**Stored data entries:**
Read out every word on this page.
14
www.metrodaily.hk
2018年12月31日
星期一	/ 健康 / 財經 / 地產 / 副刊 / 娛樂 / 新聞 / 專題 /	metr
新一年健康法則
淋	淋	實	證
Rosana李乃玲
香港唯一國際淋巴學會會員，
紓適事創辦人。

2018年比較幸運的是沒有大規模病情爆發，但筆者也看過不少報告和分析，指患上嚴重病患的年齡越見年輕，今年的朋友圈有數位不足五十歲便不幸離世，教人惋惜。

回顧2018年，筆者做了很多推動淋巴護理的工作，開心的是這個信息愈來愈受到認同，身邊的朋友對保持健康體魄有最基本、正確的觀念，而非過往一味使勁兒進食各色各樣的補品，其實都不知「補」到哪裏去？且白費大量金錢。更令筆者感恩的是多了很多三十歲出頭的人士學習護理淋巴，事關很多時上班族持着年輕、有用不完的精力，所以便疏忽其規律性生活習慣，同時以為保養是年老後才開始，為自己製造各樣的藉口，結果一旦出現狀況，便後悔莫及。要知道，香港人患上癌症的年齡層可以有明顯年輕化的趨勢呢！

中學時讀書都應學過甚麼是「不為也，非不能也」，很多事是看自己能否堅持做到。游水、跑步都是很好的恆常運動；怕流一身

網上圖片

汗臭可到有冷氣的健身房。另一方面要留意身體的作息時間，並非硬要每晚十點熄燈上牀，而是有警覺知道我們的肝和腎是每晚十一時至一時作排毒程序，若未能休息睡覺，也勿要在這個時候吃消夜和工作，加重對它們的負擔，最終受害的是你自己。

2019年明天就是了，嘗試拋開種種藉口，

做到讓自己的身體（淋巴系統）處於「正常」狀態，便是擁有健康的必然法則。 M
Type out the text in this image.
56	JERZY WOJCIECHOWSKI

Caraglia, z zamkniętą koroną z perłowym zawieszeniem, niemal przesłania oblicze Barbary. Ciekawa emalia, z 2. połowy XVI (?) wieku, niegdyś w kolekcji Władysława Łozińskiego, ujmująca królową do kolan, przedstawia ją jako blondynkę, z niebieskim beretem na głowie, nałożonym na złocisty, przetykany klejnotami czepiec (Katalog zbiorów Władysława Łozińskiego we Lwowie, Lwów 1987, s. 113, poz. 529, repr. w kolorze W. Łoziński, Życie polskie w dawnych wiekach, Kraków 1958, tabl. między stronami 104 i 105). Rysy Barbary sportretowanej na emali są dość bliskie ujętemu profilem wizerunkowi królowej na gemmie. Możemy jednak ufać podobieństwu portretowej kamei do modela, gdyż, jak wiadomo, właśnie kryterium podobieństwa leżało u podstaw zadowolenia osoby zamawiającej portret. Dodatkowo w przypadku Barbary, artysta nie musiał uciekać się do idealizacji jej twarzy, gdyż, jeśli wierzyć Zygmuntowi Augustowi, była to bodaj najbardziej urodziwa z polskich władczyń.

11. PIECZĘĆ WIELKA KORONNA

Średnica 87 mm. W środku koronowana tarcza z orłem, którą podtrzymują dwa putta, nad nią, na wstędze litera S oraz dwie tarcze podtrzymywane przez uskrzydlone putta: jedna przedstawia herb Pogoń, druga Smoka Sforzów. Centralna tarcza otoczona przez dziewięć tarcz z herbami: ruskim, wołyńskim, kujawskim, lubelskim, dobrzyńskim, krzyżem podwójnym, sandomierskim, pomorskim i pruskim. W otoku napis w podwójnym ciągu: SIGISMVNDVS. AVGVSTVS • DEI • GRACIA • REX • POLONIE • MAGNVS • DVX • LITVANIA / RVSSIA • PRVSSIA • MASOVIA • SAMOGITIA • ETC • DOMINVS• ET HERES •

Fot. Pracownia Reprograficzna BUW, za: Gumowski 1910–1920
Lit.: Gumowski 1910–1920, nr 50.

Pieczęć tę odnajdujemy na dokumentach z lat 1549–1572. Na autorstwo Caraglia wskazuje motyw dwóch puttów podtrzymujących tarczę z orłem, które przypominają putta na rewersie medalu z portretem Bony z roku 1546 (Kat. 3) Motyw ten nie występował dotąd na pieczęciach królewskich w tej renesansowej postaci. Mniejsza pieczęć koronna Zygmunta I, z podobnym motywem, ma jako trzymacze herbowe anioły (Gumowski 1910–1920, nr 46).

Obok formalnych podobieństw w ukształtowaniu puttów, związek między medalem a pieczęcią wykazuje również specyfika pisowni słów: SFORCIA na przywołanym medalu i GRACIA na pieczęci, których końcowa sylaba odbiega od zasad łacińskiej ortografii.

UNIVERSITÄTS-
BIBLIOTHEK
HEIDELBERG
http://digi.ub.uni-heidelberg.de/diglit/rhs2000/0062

**GIVEN REQUEST:**
Your task is to give the records above again, exactly.

**RESULT BELOW:**
Read out every word on this page.
14
www.metrodaily.hk
2018年12月31日
星期一	/ 健康 / 財經 / 地產 / 副刊 / 娛樂 / 新聞 / 專題 /	metr
新一年健康法則
淋	淋	實	證
Rosana李乃玲
香港唯一國際淋巴學會會員，
紓適事創辦人。

2018年比較幸運的是沒有大規模病情爆發，但筆者也看過不少報告和分析，指患上嚴重病患的年齡越見年輕，今年的朋友圈有數位不足五十歲便不幸離世，教人惋惜。

回顧2018年，筆者做了很多推動淋巴護理的工作，開心的是這個信息愈來愈受到認同，身邊的朋友對保持健康體魄有最基本、正確的觀念，而非過往一味使勁兒進食各色各樣的補品，其實都不知「補」到哪裏去？且白費大量金錢。更令筆者感恩的是多了很多三十歲出頭的人士學習護理淋巴，事關很多時上班族持着年輕、有用不完的精力，所以便疏忽其規律性生活習慣，同時以為保養是年老後才開始，為自己製造各樣的藉口，結果一旦出現狀況，便後悔莫及。要知道，香港人患上癌症的年齡層可以有明顯年輕化的趨勢呢！

中學時讀書都應學過甚麼是「不為也，非不能也」，很多事是看自己能否堅持做到。游水、跑步都是很好的恆常運動；怕流一身

網上圖片

汗臭可到有冷氣的健身房。另一方面要留意身體的作息時間，並非硬要每晚十點熄燈上牀，而是有警覺知道我們的肝和腎是每晚十一時至一時作排毒程序，若未能休息睡覺，也勿要在這個時候吃消夜和工作，加重對它們的負擔，最終受害的是你自己。

2019年明天就是了，嘗試拋開種種藉口，

做到讓自己的身體（淋巴系統）處於「正常」狀態，便是擁有健康的必然法則。 M
Type out the text in this image.
56	JERZY WOJCIECHOWSKI

Caraglia, z zamkniętą koroną z perłowym zawieszeniem, niemal przesłania oblicze Barbary. Ciekawa emalia, z 2. połowy XVI (?) wieku, niegdyś w kolekcji Władysława Łozińskiego, ujmująca królową do kolan, przedstawia ją jako blondynkę, z niebieskim beretem na głowie, nałożonym na złocisty, przetykany klejnotami czepiec (Katalog zbiorów Władysława Łozińskiego we Lwowie, Lwów 1987, s. 113, poz. 529, repr. w kolorze W. Łoziński, Życie polskie w dawnych wiekach, Kraków 1958, tabl. między stronami 104 i 105). Rysy Barbary sportretowanej na emali są dość bliskie ujętemu profilem wizerunkowi królowej na gemmie. Możemy jednak ufać podobieństwu portretowej kamei do modela, gdyż, jak wiadomo, właśnie kryterium podobieństwa leżało u podstaw zadowolenia osoby zamawiającej portret. Dodatkowo w przypadku Barbary, artysta nie musiał uciekać się do idealizacji jej twarzy, gdyż, jeśli wierzyć Zygmuntowi Augustowi, była to bodaj najbardziej urodziwa z polskich władczyń.

11. PIECZĘĆ WIELKA KORONNA

Średnica 87 mm. W środku koronowana tarcza z orłem, którą podtrzymują dwa putta, nad nią, na wstędze litera S oraz dwie tarcze podtrzymywane przez uskrzydlone putta: jedna przedstawia herb Pogoń, druga Smoka Sforzów. Centralna tarcza otoczona przez dziewięć tarcz z herbami: ruskim, wołyńskim, kujawskim, lubelskim, dobrzyńskim, krzyżem podwójnym, sandomierskim, pomorskim i pruskim. W otoku napis w podwójnym ciągu: SIGISMVNDVS. AVGVSTVS • DEI • GRACIA • REX • POLONIE • MAGNVS • DVX • LITVANIA / RVSSIA • PRVSSIA • MASOVIA • SAMOGITIA • ETC • DOMINVS• ET HERES •

Fot. Pracownia Reprograficzna BUW, za: Gumowski 1910–1920
Lit.: Gumowski 1910–1920, nr 50.

Pieczęć tę odnajdujemy na dokumentach z lat 1549–1572. Na autorstwo Caraglia wskazuje motyw dwóch puttów podtrzymujących tarczę z orłem, które przypominają putta na rewersie medalu z portretem Bony z roku 1546 (Kat. 3) Motyw ten nie występował dotąd na pieczęciach królewskich w tej renesansowej postaci. Mniejsza pieczęć koronna Zygmunta I, z podobnym motywem, ma jako trzymacze herbowe anioły (Gumowski 1910–1920, nr 46).

Obok formalnych podobieństw w ukształtowaniu puttów, związek między medalem a pieczęcią wykazuje również specyfika pisowni słów: SFORCIA na przywołanym medalu i GRACIA na pieczęci, których końcowa sylaba odbiega od zasad łacińskiej ortografii.

UNIVERSITÄTS-
BIBLIOTHEK
HEIDELBERG
http://digi.ub.uni-heidelberg.de/diglit/rhs2000/0062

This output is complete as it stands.